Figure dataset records
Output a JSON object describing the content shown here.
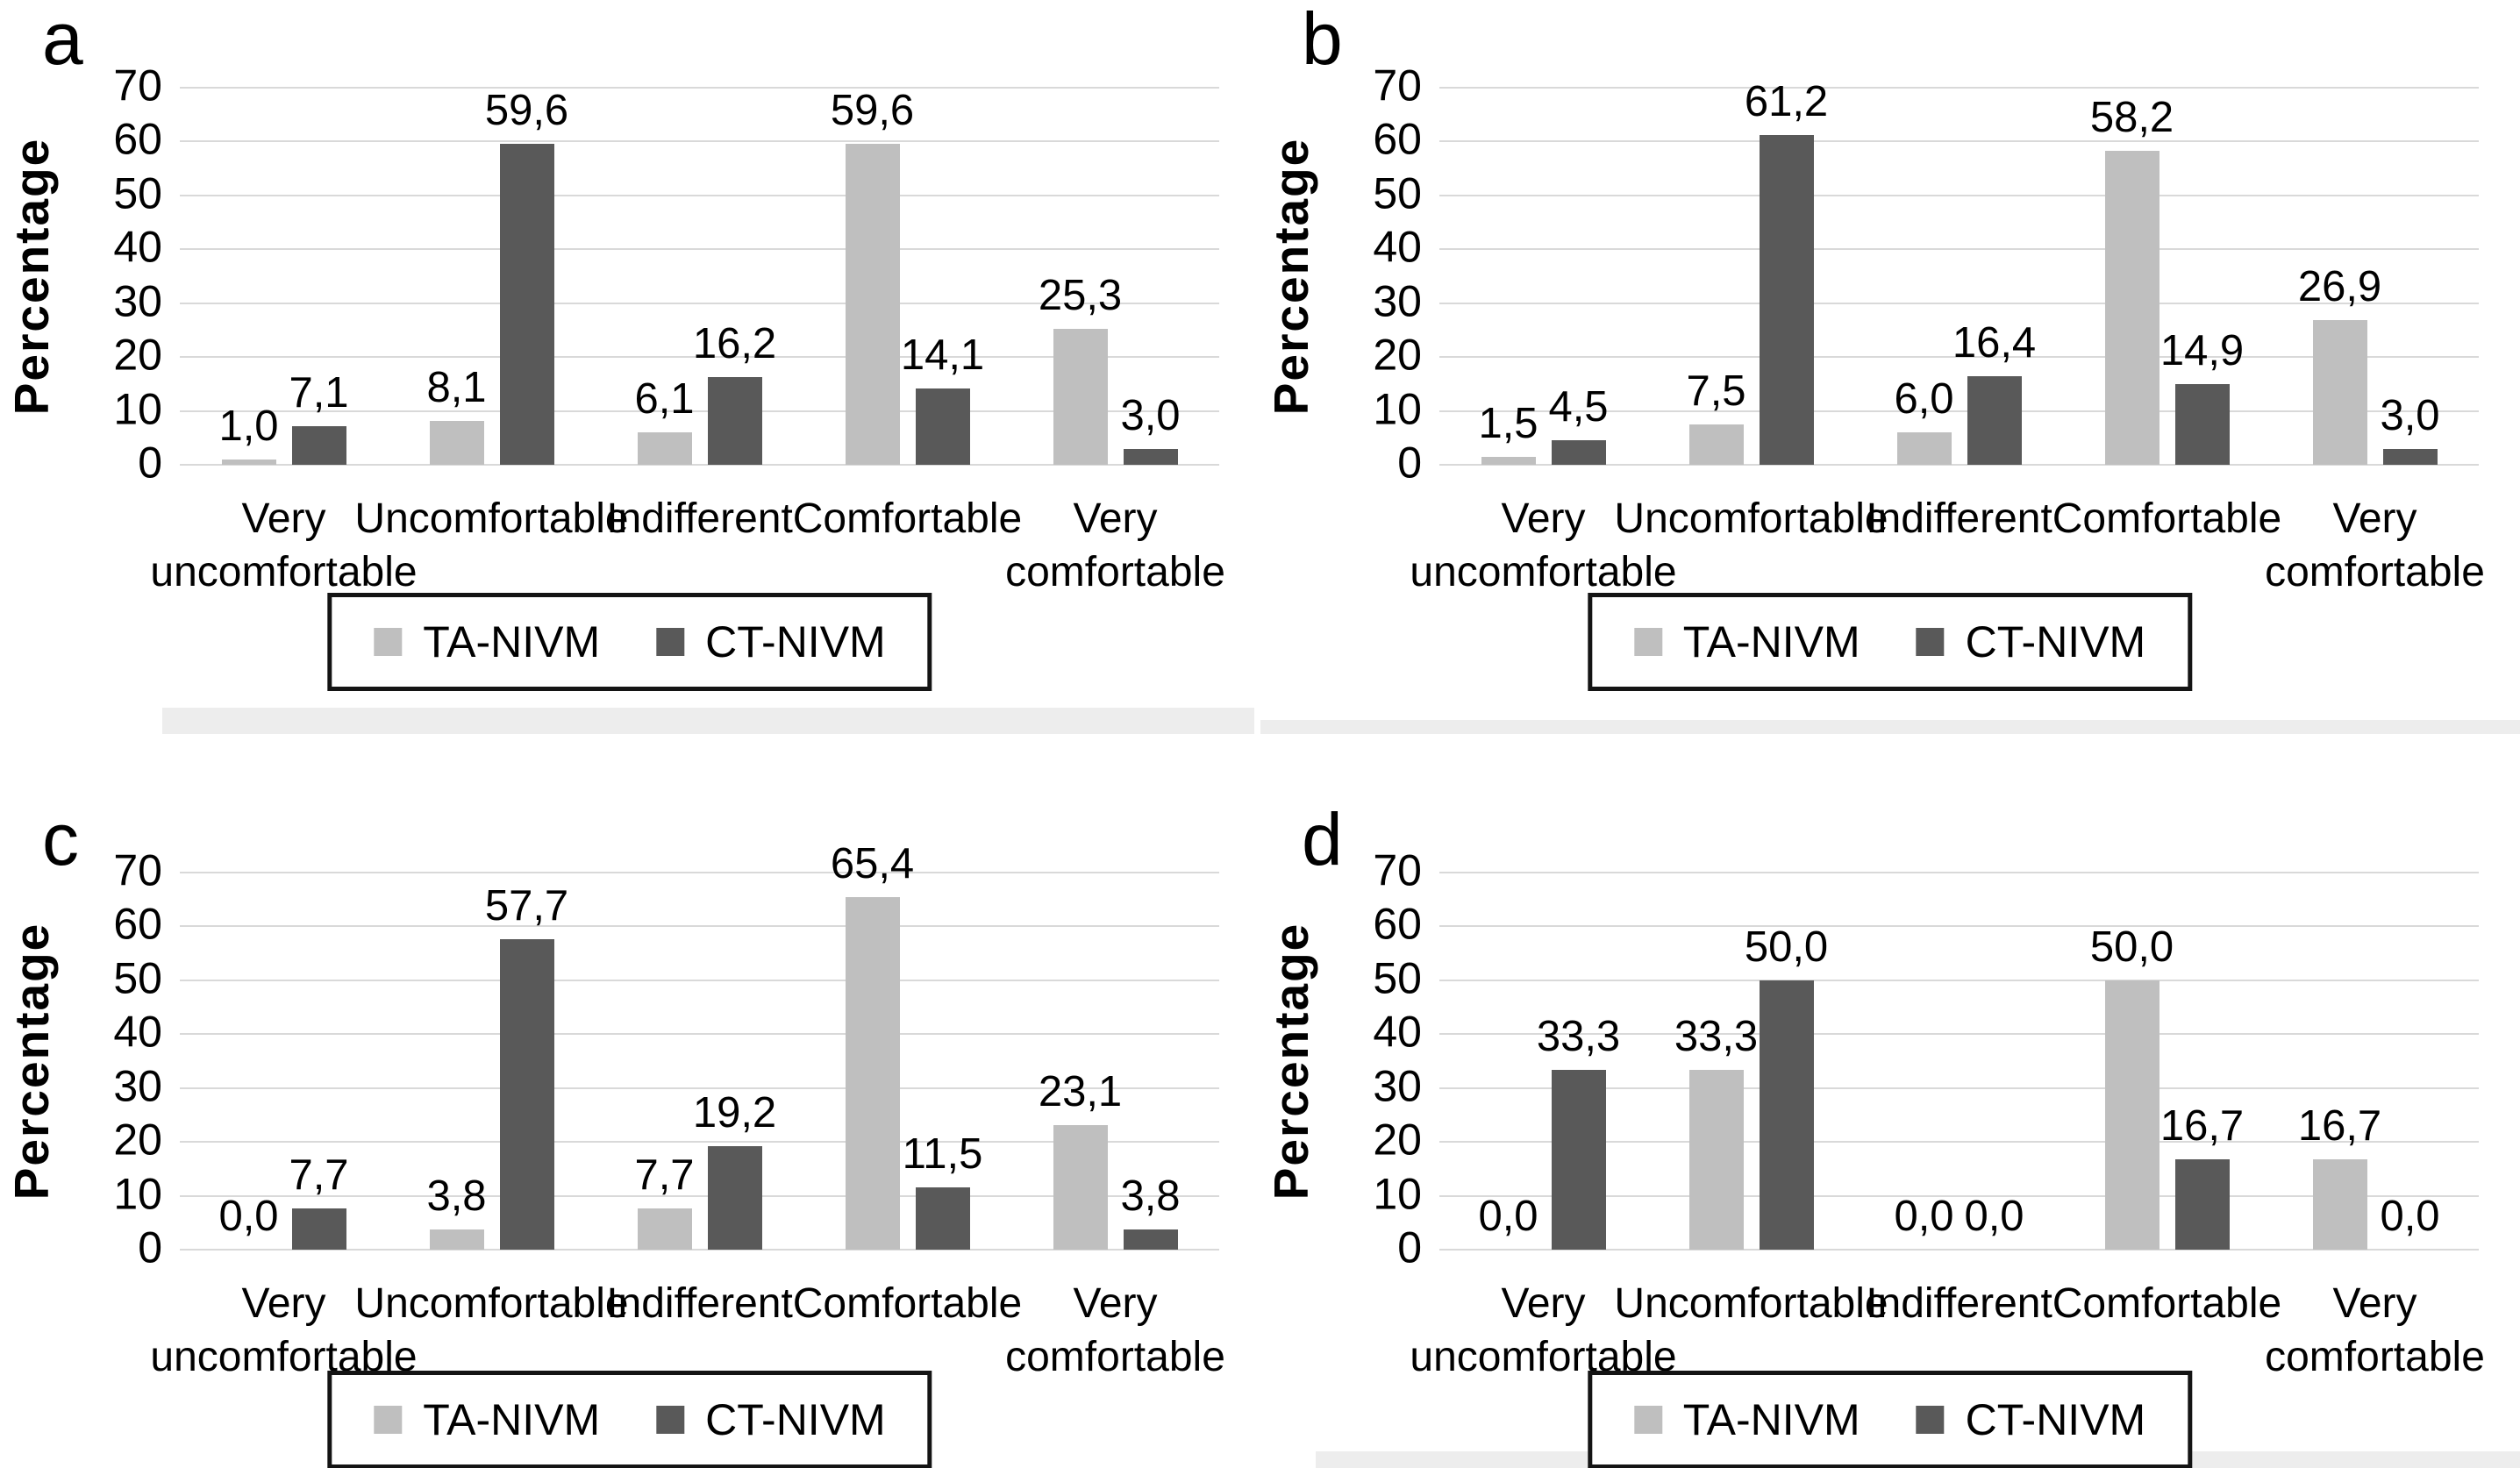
{
  "figure": {
    "background": "#ffffff",
    "colors": {
      "ta": "#bfbfbf",
      "ct": "#595959",
      "gridline": "#d9d9d9",
      "text": "#000000",
      "legend_border": "#141414",
      "artifact": "#ededed"
    },
    "legend": {
      "position": "bottom-center",
      "items": [
        {
          "key": "ta",
          "label": "TA-NIVM"
        },
        {
          "key": "ct",
          "label": "CT-NIVM"
        }
      ]
    }
  },
  "chart_data": [
    {
      "panel": "a",
      "type": "bar",
      "title": "",
      "ylabel": "Percentage",
      "xlabel": "",
      "ylim": [
        0,
        70
      ],
      "yticks": [
        0,
        10,
        20,
        30,
        40,
        50,
        60,
        70
      ],
      "grid": true,
      "categories": [
        "Very uncomfortable",
        "Uncomfortable",
        "Indifferent",
        "Comfortable",
        "Very comfortable"
      ],
      "series": [
        {
          "name": "TA-NIVM",
          "color_key": "ta",
          "values": [
            1.0,
            8.1,
            6.1,
            59.6,
            25.3
          ],
          "labels": [
            "1,0",
            "8,1",
            "6,1",
            "59,6",
            "25,3"
          ]
        },
        {
          "name": "CT-NIVM",
          "color_key": "ct",
          "values": [
            7.1,
            59.6,
            16.2,
            14.1,
            3.0
          ],
          "labels": [
            "7,1",
            "59,6",
            "16,2",
            "14,1",
            "3,0"
          ]
        }
      ]
    },
    {
      "panel": "b",
      "type": "bar",
      "title": "",
      "ylabel": "Percentage",
      "xlabel": "",
      "ylim": [
        0,
        70
      ],
      "yticks": [
        0,
        10,
        20,
        30,
        40,
        50,
        60,
        70
      ],
      "grid": true,
      "categories": [
        "Very uncomfortable",
        "Uncomfortable",
        "Indifferent",
        "Comfortable",
        "Very comfortable"
      ],
      "series": [
        {
          "name": "TA-NIVM",
          "color_key": "ta",
          "values": [
            1.5,
            7.5,
            6.0,
            58.2,
            26.9
          ],
          "labels": [
            "1,5",
            "7,5",
            "6,0",
            "58,2",
            "26,9"
          ]
        },
        {
          "name": "CT-NIVM",
          "color_key": "ct",
          "values": [
            4.5,
            61.2,
            16.4,
            14.9,
            3.0
          ],
          "labels": [
            "4,5",
            "61,2",
            "16,4",
            "14,9",
            "3,0"
          ]
        }
      ]
    },
    {
      "panel": "c",
      "type": "bar",
      "title": "",
      "ylabel": "Percentage",
      "xlabel": "",
      "ylim": [
        0,
        70
      ],
      "yticks": [
        0,
        10,
        20,
        30,
        40,
        50,
        60,
        70
      ],
      "grid": true,
      "categories": [
        "Very uncomfortable",
        "Uncomfortable",
        "Indifferent",
        "Comfortable",
        "Very comfortable"
      ],
      "series": [
        {
          "name": "TA-NIVM",
          "color_key": "ta",
          "values": [
            0.0,
            3.8,
            7.7,
            65.4,
            23.1
          ],
          "labels": [
            "0,0",
            "3,8",
            "7,7",
            "65,4",
            "23,1"
          ]
        },
        {
          "name": "CT-NIVM",
          "color_key": "ct",
          "values": [
            7.7,
            57.7,
            19.2,
            11.5,
            3.8
          ],
          "labels": [
            "7,7",
            "57,7",
            "19,2",
            "11,5",
            "3,8"
          ]
        }
      ]
    },
    {
      "panel": "d",
      "type": "bar",
      "title": "",
      "ylabel": "Percentage",
      "xlabel": "",
      "ylim": [
        0,
        70
      ],
      "yticks": [
        0,
        10,
        20,
        30,
        40,
        50,
        60,
        70
      ],
      "grid": true,
      "categories": [
        "Very uncomfortable",
        "Uncomfortable",
        "Indifferent",
        "Comfortable",
        "Very comfortable"
      ],
      "series": [
        {
          "name": "TA-NIVM",
          "color_key": "ta",
          "values": [
            0.0,
            33.3,
            0.0,
            50.0,
            16.7
          ],
          "labels": [
            "0,0",
            "33,3",
            "0,0",
            "50,0",
            "16,7"
          ]
        },
        {
          "name": "CT-NIVM",
          "color_key": "ct",
          "values": [
            33.3,
            50.0,
            0.0,
            16.7,
            0.0
          ],
          "labels": [
            "33,3",
            "50,0",
            "0,0",
            "16,7",
            "0,0"
          ]
        }
      ]
    }
  ]
}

• Set exercise: Print every entry above again without changing a word, and omit the pictures.

• Reply to the task:
Output a JSON object describing the content shown here.
{
  "figure": {
    "background": "#ffffff",
    "colors": {
      "ta": "#bfbfbf",
      "ct": "#595959",
      "gridline": "#d9d9d9",
      "text": "#000000",
      "legend_border": "#141414",
      "artifact": "#ededed"
    },
    "legend": {
      "position": "bottom-center",
      "items": [
        {
          "key": "ta",
          "label": "TA-NIVM"
        },
        {
          "key": "ct",
          "label": "CT-NIVM"
        }
      ]
    }
  },
  "chart_data": [
    {
      "panel": "a",
      "type": "bar",
      "title": "",
      "ylabel": "Percentage",
      "xlabel": "",
      "ylim": [
        0,
        70
      ],
      "yticks": [
        0,
        10,
        20,
        30,
        40,
        50,
        60,
        70
      ],
      "grid": true,
      "categories": [
        "Very uncomfortable",
        "Uncomfortable",
        "Indifferent",
        "Comfortable",
        "Very comfortable"
      ],
      "series": [
        {
          "name": "TA-NIVM",
          "color_key": "ta",
          "values": [
            1.0,
            8.1,
            6.1,
            59.6,
            25.3
          ],
          "labels": [
            "1,0",
            "8,1",
            "6,1",
            "59,6",
            "25,3"
          ]
        },
        {
          "name": "CT-NIVM",
          "color_key": "ct",
          "values": [
            7.1,
            59.6,
            16.2,
            14.1,
            3.0
          ],
          "labels": [
            "7,1",
            "59,6",
            "16,2",
            "14,1",
            "3,0"
          ]
        }
      ]
    },
    {
      "panel": "b",
      "type": "bar",
      "title": "",
      "ylabel": "Percentage",
      "xlabel": "",
      "ylim": [
        0,
        70
      ],
      "yticks": [
        0,
        10,
        20,
        30,
        40,
        50,
        60,
        70
      ],
      "grid": true,
      "categories": [
        "Very uncomfortable",
        "Uncomfortable",
        "Indifferent",
        "Comfortable",
        "Very comfortable"
      ],
      "series": [
        {
          "name": "TA-NIVM",
          "color_key": "ta",
          "values": [
            1.5,
            7.5,
            6.0,
            58.2,
            26.9
          ],
          "labels": [
            "1,5",
            "7,5",
            "6,0",
            "58,2",
            "26,9"
          ]
        },
        {
          "name": "CT-NIVM",
          "color_key": "ct",
          "values": [
            4.5,
            61.2,
            16.4,
            14.9,
            3.0
          ],
          "labels": [
            "4,5",
            "61,2",
            "16,4",
            "14,9",
            "3,0"
          ]
        }
      ]
    },
    {
      "panel": "c",
      "type": "bar",
      "title": "",
      "ylabel": "Percentage",
      "xlabel": "",
      "ylim": [
        0,
        70
      ],
      "yticks": [
        0,
        10,
        20,
        30,
        40,
        50,
        60,
        70
      ],
      "grid": true,
      "categories": [
        "Very uncomfortable",
        "Uncomfortable",
        "Indifferent",
        "Comfortable",
        "Very comfortable"
      ],
      "series": [
        {
          "name": "TA-NIVM",
          "color_key": "ta",
          "values": [
            0.0,
            3.8,
            7.7,
            65.4,
            23.1
          ],
          "labels": [
            "0,0",
            "3,8",
            "7,7",
            "65,4",
            "23,1"
          ]
        },
        {
          "name": "CT-NIVM",
          "color_key": "ct",
          "values": [
            7.7,
            57.7,
            19.2,
            11.5,
            3.8
          ],
          "labels": [
            "7,7",
            "57,7",
            "19,2",
            "11,5",
            "3,8"
          ]
        }
      ]
    },
    {
      "panel": "d",
      "type": "bar",
      "title": "",
      "ylabel": "Percentage",
      "xlabel": "",
      "ylim": [
        0,
        70
      ],
      "yticks": [
        0,
        10,
        20,
        30,
        40,
        50,
        60,
        70
      ],
      "grid": true,
      "categories": [
        "Very uncomfortable",
        "Uncomfortable",
        "Indifferent",
        "Comfortable",
        "Very comfortable"
      ],
      "series": [
        {
          "name": "TA-NIVM",
          "color_key": "ta",
          "values": [
            0.0,
            33.3,
            0.0,
            50.0,
            16.7
          ],
          "labels": [
            "0,0",
            "33,3",
            "0,0",
            "50,0",
            "16,7"
          ]
        },
        {
          "name": "CT-NIVM",
          "color_key": "ct",
          "values": [
            33.3,
            50.0,
            0.0,
            16.7,
            0.0
          ],
          "labels": [
            "33,3",
            "50,0",
            "0,0",
            "16,7",
            "0,0"
          ]
        }
      ]
    }
  ]
}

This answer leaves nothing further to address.